## Page text

LE SUEUR — Just as it takes a village to raise a child, a whole-community effort has given the Le Sueur Food Shelf some needed breathing room.
And with Le Sueur County’s high unemployment rate, it couldn’t have come at a better time.
“I’ve lived here since 1977. I’ve been involved in a lot of organizations and fundraising projects, and I’m just never surprised at how this community can come together,” said Food Shelf board vice president LaRayne Jensen.
The shelf’s new quarters in the city’s former fire hall is quadruple the size of its former site in the city’s hospital.
“That location was less than desirable, to say the least,” said board president, the Rev. Carl Bruihler.
A multiple-entity community effort launched months ago made the Food Shelf expansion possible, and the organization will tip its hat to townspeople with a 9 a.m. to 1 p.m. open house Sunday.
“It was just overwhelming,” Jensen said of the relocation effort that snowballed to involve the city of Le Sueur, the town’s supermarket, service clubs, and volunteers of all ages.
“People just kept coming and coming to help us move,” Jensen said. “It only took us 45 minutes to move out and 45 minutes to move in.”
She said even the mayor and superintendent of schools pitched in.
It was city officials who came up with the idea of leasing the fire hall to the Food Shelf for the token sum of $1 a month.

## Data provided
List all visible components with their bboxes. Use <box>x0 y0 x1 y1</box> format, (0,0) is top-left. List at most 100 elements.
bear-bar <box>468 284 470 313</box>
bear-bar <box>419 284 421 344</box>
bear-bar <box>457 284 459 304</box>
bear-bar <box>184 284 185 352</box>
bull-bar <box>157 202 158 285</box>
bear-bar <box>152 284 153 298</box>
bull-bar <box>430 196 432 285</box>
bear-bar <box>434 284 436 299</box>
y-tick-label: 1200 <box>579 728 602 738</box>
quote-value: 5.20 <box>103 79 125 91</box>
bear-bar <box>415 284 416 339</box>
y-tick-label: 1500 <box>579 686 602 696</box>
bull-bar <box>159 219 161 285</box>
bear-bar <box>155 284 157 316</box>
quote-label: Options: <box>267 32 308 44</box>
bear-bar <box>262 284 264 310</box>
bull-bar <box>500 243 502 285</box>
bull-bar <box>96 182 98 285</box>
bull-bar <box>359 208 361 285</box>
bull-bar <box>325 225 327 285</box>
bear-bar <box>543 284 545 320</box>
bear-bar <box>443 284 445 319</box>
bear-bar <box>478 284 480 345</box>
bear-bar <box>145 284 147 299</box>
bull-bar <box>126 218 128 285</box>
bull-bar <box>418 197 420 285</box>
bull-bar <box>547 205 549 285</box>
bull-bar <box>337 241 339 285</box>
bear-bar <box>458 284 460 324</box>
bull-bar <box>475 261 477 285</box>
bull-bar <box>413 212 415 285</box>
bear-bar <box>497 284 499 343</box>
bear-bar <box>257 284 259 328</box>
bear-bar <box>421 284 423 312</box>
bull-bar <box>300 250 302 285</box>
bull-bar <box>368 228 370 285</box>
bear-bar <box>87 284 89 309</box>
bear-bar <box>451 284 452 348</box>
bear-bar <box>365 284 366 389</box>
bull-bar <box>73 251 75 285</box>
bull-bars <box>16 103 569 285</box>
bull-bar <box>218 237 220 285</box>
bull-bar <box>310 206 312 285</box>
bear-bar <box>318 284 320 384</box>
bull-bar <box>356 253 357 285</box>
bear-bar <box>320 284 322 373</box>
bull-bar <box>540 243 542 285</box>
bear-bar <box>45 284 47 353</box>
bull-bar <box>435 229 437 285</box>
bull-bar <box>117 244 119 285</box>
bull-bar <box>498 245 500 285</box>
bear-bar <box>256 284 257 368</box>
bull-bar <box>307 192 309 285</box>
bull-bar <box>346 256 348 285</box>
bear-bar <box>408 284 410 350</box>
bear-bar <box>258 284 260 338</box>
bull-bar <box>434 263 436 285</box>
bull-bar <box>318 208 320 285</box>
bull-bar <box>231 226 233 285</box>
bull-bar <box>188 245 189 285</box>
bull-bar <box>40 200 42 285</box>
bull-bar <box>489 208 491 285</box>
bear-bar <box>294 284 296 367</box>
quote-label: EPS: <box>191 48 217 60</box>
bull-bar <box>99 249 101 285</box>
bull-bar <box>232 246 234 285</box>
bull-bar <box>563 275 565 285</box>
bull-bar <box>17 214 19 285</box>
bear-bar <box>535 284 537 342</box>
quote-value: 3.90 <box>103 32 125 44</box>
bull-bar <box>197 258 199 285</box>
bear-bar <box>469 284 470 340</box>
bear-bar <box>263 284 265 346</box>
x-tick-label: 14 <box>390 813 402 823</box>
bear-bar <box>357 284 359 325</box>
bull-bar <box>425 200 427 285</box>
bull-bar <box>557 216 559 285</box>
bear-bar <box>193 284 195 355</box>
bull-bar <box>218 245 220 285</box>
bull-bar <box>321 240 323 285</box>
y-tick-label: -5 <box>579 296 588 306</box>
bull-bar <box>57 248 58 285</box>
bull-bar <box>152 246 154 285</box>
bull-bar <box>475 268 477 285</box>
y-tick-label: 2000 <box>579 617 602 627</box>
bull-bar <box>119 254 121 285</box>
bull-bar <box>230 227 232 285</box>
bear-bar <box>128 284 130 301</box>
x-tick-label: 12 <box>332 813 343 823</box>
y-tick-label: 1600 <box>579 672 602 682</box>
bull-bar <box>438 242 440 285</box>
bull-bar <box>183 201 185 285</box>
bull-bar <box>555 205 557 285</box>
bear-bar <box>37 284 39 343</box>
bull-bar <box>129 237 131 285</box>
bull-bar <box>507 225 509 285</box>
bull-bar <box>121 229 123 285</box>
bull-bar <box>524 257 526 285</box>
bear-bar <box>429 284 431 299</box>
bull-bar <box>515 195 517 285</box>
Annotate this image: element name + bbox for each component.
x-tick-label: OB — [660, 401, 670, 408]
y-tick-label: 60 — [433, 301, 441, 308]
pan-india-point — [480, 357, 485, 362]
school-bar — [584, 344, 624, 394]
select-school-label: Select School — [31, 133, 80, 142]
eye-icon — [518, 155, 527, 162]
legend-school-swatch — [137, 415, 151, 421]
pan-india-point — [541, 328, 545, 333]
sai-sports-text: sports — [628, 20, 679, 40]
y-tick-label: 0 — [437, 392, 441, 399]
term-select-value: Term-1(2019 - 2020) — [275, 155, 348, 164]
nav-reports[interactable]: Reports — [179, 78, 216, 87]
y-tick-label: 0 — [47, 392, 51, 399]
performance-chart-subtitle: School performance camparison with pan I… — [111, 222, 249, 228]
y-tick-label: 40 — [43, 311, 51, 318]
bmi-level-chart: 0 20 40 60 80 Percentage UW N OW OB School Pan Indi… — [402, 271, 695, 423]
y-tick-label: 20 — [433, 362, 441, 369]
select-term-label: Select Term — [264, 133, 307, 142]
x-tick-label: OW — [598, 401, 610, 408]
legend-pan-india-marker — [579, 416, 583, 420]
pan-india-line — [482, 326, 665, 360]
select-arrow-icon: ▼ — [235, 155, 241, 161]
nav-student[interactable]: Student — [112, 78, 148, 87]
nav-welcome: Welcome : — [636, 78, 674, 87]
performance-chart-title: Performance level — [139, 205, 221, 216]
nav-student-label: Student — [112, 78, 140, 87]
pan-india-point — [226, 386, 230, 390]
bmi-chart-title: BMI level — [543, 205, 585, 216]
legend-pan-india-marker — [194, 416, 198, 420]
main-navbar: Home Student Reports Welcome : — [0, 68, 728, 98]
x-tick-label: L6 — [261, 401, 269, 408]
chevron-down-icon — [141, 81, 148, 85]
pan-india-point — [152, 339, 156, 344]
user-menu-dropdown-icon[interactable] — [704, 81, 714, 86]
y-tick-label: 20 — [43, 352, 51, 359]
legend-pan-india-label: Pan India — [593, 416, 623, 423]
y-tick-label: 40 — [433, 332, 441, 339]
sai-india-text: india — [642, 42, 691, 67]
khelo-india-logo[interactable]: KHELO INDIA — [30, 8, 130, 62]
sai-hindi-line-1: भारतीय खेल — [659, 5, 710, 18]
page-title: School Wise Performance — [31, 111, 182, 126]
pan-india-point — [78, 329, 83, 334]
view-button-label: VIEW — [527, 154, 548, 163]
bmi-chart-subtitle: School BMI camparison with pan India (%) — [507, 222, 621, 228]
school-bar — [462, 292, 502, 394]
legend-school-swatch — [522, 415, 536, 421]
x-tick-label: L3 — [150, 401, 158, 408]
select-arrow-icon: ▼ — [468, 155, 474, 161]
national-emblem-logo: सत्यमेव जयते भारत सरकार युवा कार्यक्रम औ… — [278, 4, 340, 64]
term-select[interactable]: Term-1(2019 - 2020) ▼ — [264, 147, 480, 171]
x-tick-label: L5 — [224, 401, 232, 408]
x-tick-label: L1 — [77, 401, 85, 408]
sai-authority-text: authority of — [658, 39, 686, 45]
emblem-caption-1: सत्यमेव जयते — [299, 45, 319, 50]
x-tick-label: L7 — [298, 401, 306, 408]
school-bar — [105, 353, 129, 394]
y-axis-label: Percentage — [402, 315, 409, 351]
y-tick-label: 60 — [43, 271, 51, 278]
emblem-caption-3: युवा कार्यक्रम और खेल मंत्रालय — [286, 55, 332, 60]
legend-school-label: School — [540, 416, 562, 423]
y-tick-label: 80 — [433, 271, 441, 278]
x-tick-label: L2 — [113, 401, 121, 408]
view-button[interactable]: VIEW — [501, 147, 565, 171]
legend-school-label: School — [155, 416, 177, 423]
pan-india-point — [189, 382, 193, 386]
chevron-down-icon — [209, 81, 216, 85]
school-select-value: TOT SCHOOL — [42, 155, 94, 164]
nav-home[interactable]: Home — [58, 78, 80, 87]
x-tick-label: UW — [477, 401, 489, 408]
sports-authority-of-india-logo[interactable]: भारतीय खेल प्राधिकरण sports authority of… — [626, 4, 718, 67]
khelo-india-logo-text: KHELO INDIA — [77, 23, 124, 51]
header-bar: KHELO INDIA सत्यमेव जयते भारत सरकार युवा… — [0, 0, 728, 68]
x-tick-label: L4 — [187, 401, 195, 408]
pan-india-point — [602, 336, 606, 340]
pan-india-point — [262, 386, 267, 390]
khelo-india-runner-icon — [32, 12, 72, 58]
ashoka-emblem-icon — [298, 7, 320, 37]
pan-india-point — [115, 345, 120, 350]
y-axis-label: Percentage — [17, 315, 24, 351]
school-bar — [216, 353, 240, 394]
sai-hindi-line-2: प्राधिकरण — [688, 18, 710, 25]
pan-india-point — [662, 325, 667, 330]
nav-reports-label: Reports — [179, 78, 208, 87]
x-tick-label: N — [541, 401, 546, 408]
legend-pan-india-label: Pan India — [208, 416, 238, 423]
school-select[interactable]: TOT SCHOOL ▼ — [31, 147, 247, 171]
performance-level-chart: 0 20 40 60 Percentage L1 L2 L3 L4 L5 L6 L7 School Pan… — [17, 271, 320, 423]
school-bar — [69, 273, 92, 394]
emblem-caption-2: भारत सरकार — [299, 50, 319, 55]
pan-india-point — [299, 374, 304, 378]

## Assignment
Return the part of the Le Sueur Food Shelf article from "The shelf’s new" to "schools pitched in.", copied word for word. The records aren't needed for this.

## Exercise response
The shelf’s new quarters in the city’s former fire hall is quadruple the size of its former site in the city’s hospital.
“That location was less than desirable, to say the least,” said board president, the Rev. Carl Bruihler.
A multiple-entity community effort launched months ago made the Food Shelf expansion possible, and the organization will tip its hat to townspeople with a 9 a.m. to 1 p.m. open house Sunday.
“It was just overwhelming,” Jensen said of the relocation effort that snowballed to involve the city of Le Sueur, the town’s supermarket, service clubs, and volunteers of all ages.
“People just kept coming and coming to help us move,” Jensen said. “It only took us 45 minutes to move out and 45 minutes to move in.”
She said even the mayor and superintendent of schools pitched in.